EXERCISE OBJECTIVE:
List every line in the data below that contains the string "总成交量", matching case exactly.

SUPPLIED MATERIAL:

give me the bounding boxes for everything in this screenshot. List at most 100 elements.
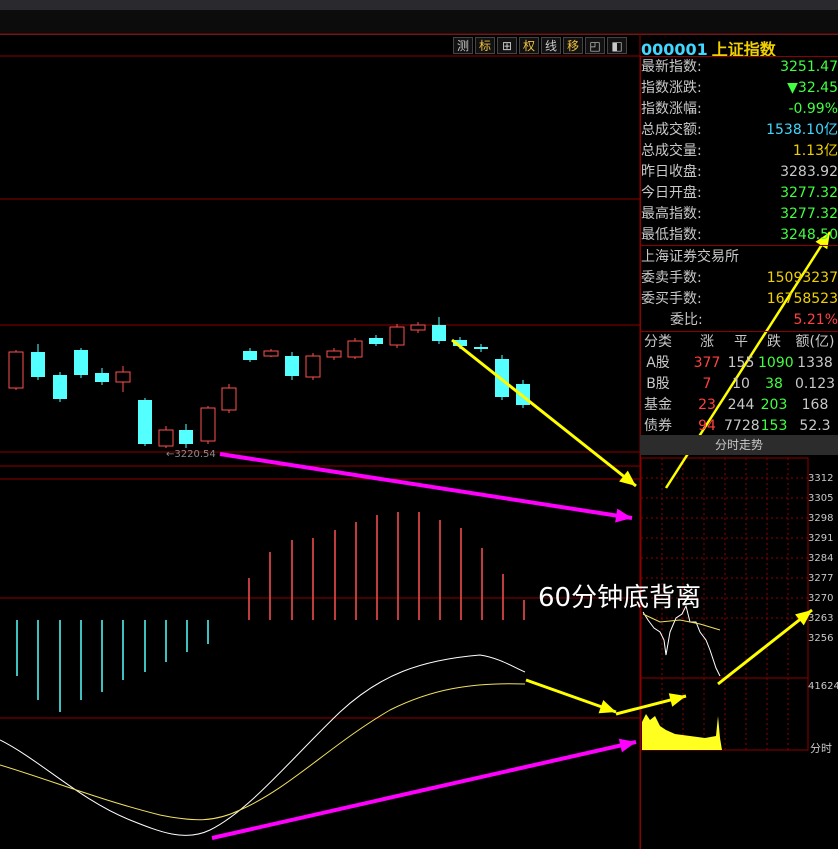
candle-body-up: [115, 371, 131, 383]
breakdown-cell: 23: [698, 397, 716, 413]
candle-body-down: [179, 430, 193, 444]
candle-body-up: [200, 407, 216, 442]
breakdown-header-cell: 涨: [700, 334, 714, 350]
mini-tick-label: 3298: [808, 513, 834, 524]
stat-value: -0.99%: [788, 101, 838, 117]
breakdown-cell: 基金: [644, 397, 672, 413]
annotation-arrow-line: [451, 338, 637, 488]
exchange-value: 15093237: [766, 270, 838, 286]
dif-line: [0, 654, 526, 836]
mini-tick-label: 3270: [808, 593, 834, 604]
stat-label: 指数涨跌:: [641, 80, 702, 96]
breakdown-cell: 244: [727, 397, 755, 413]
breakdown-cell: 7728: [724, 418, 760, 434]
breakdown-cell: A股: [646, 355, 670, 371]
stat-row: 总成交额: 1538.10亿: [640, 120, 838, 141]
stat-label: 总成交量:: [641, 143, 702, 159]
breakdown-cell: 155: [727, 355, 755, 371]
mini-tick-label: 3305: [808, 493, 834, 504]
breakdown-row: A股 377 155 1090 1338: [640, 353, 838, 374]
candlestick-series: [8, 317, 530, 448]
stat-row: 总成交量: 1.13亿: [640, 141, 838, 162]
exchange-value: 16758523: [766, 291, 838, 307]
candle-body-up: [221, 387, 237, 411]
exchange-row: 委买手数: 16758523: [640, 289, 838, 310]
breakdown-header-cell: 平: [734, 334, 748, 350]
exchange-label: 委比:: [670, 312, 703, 328]
stat-label: 总成交额:: [641, 122, 702, 138]
candle-body-down: [31, 352, 45, 377]
mini-tick-label: 3263: [808, 613, 834, 624]
breakdown-cell: 38: [765, 376, 783, 392]
stat-value: 3277.32: [780, 206, 838, 222]
stat-row: 昨日收盘: 3283.92: [640, 162, 838, 183]
breakdown-cell: 1090: [758, 355, 794, 371]
macd-lines: [0, 654, 526, 836]
exchange-row: 委卖手数: 15093237: [640, 268, 838, 289]
candle-body-down: [138, 400, 152, 444]
annotation-arrow-head: [615, 508, 632, 523]
exchange-label: 委买手数:: [641, 291, 702, 307]
stat-label: 昨日收盘:: [641, 164, 702, 180]
candle-body-up: [263, 350, 279, 357]
stat-value: 1538.10亿: [766, 122, 838, 138]
stat-row: 最低指数: 3248.50: [640, 225, 838, 246]
candle-body-down: [243, 351, 257, 360]
candle-body-up: [8, 351, 24, 389]
breakdown-row: B股 7 10 38 0.123: [640, 374, 838, 395]
breakdown-row: 债券 94 7728 153 52.3: [640, 416, 838, 437]
breakdown-cell: 7: [702, 376, 712, 392]
stat-row: 指数涨跌: ▼32.45: [640, 78, 838, 99]
breakdown-cell: B股: [646, 376, 670, 392]
breakdown-header-cell: 分类: [644, 334, 672, 350]
breakdown-header-cell: 跌: [767, 334, 781, 350]
stat-value: 1.13亿: [792, 143, 838, 159]
breakdown-header: 分类 涨 平 跌额(亿): [640, 332, 838, 353]
stat-value: 3277.32: [780, 185, 838, 201]
mini-tick-label: 3312: [808, 473, 834, 484]
breakdown-cell: 94: [698, 418, 716, 434]
stat-value: ▼32.45: [787, 80, 838, 96]
exchange-label: 委卖手数:: [641, 270, 702, 286]
stat-label: 今日开盘:: [641, 185, 702, 201]
candle-body-down: [474, 347, 488, 349]
stat-row: 指数涨幅: -0.99%: [640, 99, 838, 120]
quote-panel: 000001 上证指数 最新指数: 3251.47 指数涨跌: ▼32.45 指数涨幅: -…: [640, 34, 838, 849]
stat-row: 最高指数: 3277.32: [640, 204, 838, 225]
candle-body-up: [305, 355, 321, 378]
stat-value: 3248.50: [780, 227, 838, 243]
mini-volume-label: 41624: [808, 681, 838, 692]
candle-body-down: [95, 373, 109, 382]
breakdown-cell: 377: [693, 355, 721, 371]
breakdown-cell: 1338: [797, 355, 833, 371]
breakdown-cell: 153: [760, 418, 788, 434]
mini-chart-title[interactable]: 分时走势: [640, 435, 838, 455]
mini-tick-label: 3277: [808, 573, 834, 584]
stat-label: 指数涨幅:: [641, 101, 702, 117]
breakdown-cell: 203: [760, 397, 788, 413]
stat-row: 最新指数: 3251.47: [640, 57, 838, 78]
breakdown-cell: 168: [801, 397, 829, 413]
candle-body-down: [74, 350, 88, 375]
candle-body-up: [347, 340, 363, 358]
breakdown-cell: 52.3: [799, 418, 831, 434]
exchange-value: 5.21%: [793, 312, 838, 328]
stat-label: 最低指数:: [641, 227, 702, 243]
breakdown-cell: 10: [732, 376, 750, 392]
dea-line: [0, 683, 526, 821]
candle-body-up: [326, 350, 342, 358]
breakdown-cell: 0.123: [794, 376, 836, 392]
candle-body-down: [53, 375, 67, 399]
stat-value: 3251.47: [780, 59, 838, 75]
exchange-name: 上海证券交易所: [641, 249, 739, 265]
candle-body-up: [410, 324, 426, 331]
macd-histogram: [16, 512, 525, 712]
candle-body-down: [285, 356, 299, 376]
mini-tick-label: 3256: [808, 633, 834, 644]
breakdown-row: 基金 23 244 203 168: [640, 395, 838, 416]
breakdown-header-cell: 额(亿): [795, 334, 835, 350]
stat-label: 最新指数:: [641, 59, 702, 75]
exchange-row: 委比: 5.21%: [640, 310, 838, 331]
annotation-arrow-head: [598, 700, 616, 714]
mini-tick-label: 3284: [808, 553, 834, 564]
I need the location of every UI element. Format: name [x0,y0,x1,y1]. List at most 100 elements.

RIGHT ANSWER:
stat-label: 总成交量:: [641, 143, 702, 159]
stat-row: 总成交量: 1.13亿: [640, 141, 838, 162]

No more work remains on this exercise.